Check each line below for the word "JSON", and copy those that have it.

──────────────────────────────

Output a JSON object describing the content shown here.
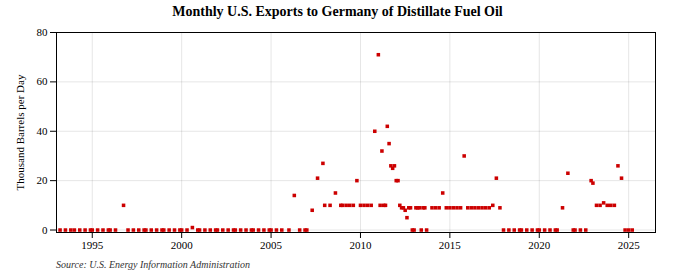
{
  "chart_data": {
    "type": "scatter",
    "title": "Monthly U.S. Exports to Germany of Distillate Fuel Oil",
    "ylabel": "Thousand Barrels per Day",
    "source": "Source: U.S. Energy Information Administration",
    "color": "#cc0000",
    "marker": "square",
    "grid": true,
    "xlim": [
      1993.0,
      2026.5
    ],
    "ylim": [
      -1,
      80
    ],
    "xticks": [
      1995,
      2000,
      2005,
      2010,
      2015,
      2020,
      2025
    ],
    "yticks": [
      0,
      20,
      40,
      60,
      80
    ],
    "x": [
      1996.75,
      1993.2,
      1993.5,
      1993.8,
      1994.0,
      1994.3,
      1994.6,
      1994.9,
      1995.0,
      1995.3,
      1995.6,
      1995.9,
      1996.0,
      1996.3,
      1997.0,
      1997.3,
      1997.6,
      1997.9,
      1998.0,
      1998.3,
      1998.6,
      1998.9,
      1999.0,
      1999.3,
      1999.6,
      1999.9,
      2000.0,
      2000.3,
      2000.6,
      2000.9,
      2001.0,
      2001.3,
      2001.6,
      2001.9,
      2002.0,
      2002.3,
      2002.6,
      2002.9,
      2003.0,
      2003.3,
      2003.6,
      2003.9,
      2004.0,
      2004.3,
      2004.6,
      2004.9,
      2005.0,
      2005.3,
      2005.6,
      2006.0,
      2006.3,
      2006.6,
      2006.9,
      2007.0,
      2007.3,
      2007.6,
      2007.9,
      2008.0,
      2008.3,
      2008.6,
      2008.9,
      2009.0,
      2009.2,
      2009.4,
      2009.6,
      2009.8,
      2010.0,
      2010.2,
      2010.4,
      2010.6,
      2010.8,
      2011.0,
      2011.1,
      2011.2,
      2011.3,
      2011.4,
      2011.5,
      2011.6,
      2011.7,
      2011.8,
      2011.9,
      2012.0,
      2012.1,
      2012.2,
      2012.3,
      2012.4,
      2012.5,
      2012.6,
      2012.7,
      2012.8,
      2012.9,
      2013.0,
      2013.1,
      2013.2,
      2013.3,
      2013.4,
      2013.5,
      2013.6,
      2013.7,
      2014.0,
      2014.2,
      2014.4,
      2014.6,
      2014.8,
      2015.0,
      2015.2,
      2015.4,
      2015.6,
      2015.8,
      2016.0,
      2016.2,
      2016.4,
      2016.6,
      2016.8,
      2017.0,
      2017.2,
      2017.4,
      2017.6,
      2017.8,
      2018.0,
      2018.3,
      2018.6,
      2018.9,
      2019.0,
      2019.3,
      2019.6,
      2019.9,
      2020.0,
      2020.3,
      2020.6,
      2020.9,
      2021.0,
      2021.3,
      2021.6,
      2021.9,
      2022.0,
      2022.3,
      2022.6,
      2022.9,
      2023.0,
      2023.2,
      2023.4,
      2023.6,
      2023.8,
      2024.0,
      2024.2,
      2024.4,
      2024.6,
      2024.8,
      2025.0,
      2025.2
    ],
    "values": [
      10,
      0,
      0,
      0,
      0,
      0,
      0,
      0,
      0,
      0,
      0,
      0,
      0,
      0,
      0,
      0,
      0,
      0,
      0,
      0,
      0,
      0,
      0,
      0,
      0,
      0,
      0,
      0,
      1,
      0,
      0,
      0,
      0,
      0,
      0,
      0,
      0,
      0,
      0,
      0,
      0,
      0,
      0,
      0,
      0,
      0,
      0,
      0,
      0,
      0,
      14,
      0,
      0,
      0,
      8,
      21,
      27,
      10,
      10,
      15,
      10,
      10,
      10,
      10,
      10,
      20,
      10,
      10,
      10,
      10,
      40,
      71,
      10,
      32,
      10,
      10,
      42,
      35,
      26,
      25,
      26,
      20,
      20,
      10,
      9,
      9,
      8,
      5,
      9,
      9,
      0,
      0,
      9,
      9,
      9,
      0,
      9,
      9,
      0,
      9,
      9,
      9,
      15,
      9,
      9,
      9,
      9,
      9,
      30,
      9,
      9,
      9,
      9,
      9,
      9,
      9,
      10,
      21,
      9,
      0,
      0,
      0,
      0,
      0,
      0,
      0,
      0,
      0,
      0,
      0,
      0,
      0,
      9,
      23,
      0,
      0,
      0,
      0,
      20,
      19,
      10,
      10,
      11,
      10,
      10,
      10,
      26,
      21,
      0,
      0,
      0
    ]
  }
}
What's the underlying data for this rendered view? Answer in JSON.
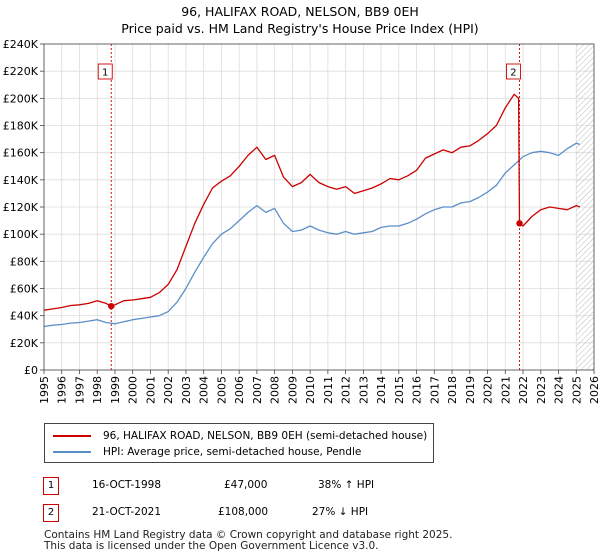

──────────────────────────────

__Response to the task__:
Output a JSON object describing the content shown here.
What's the underlying data for this rendered view? Answer in JSON.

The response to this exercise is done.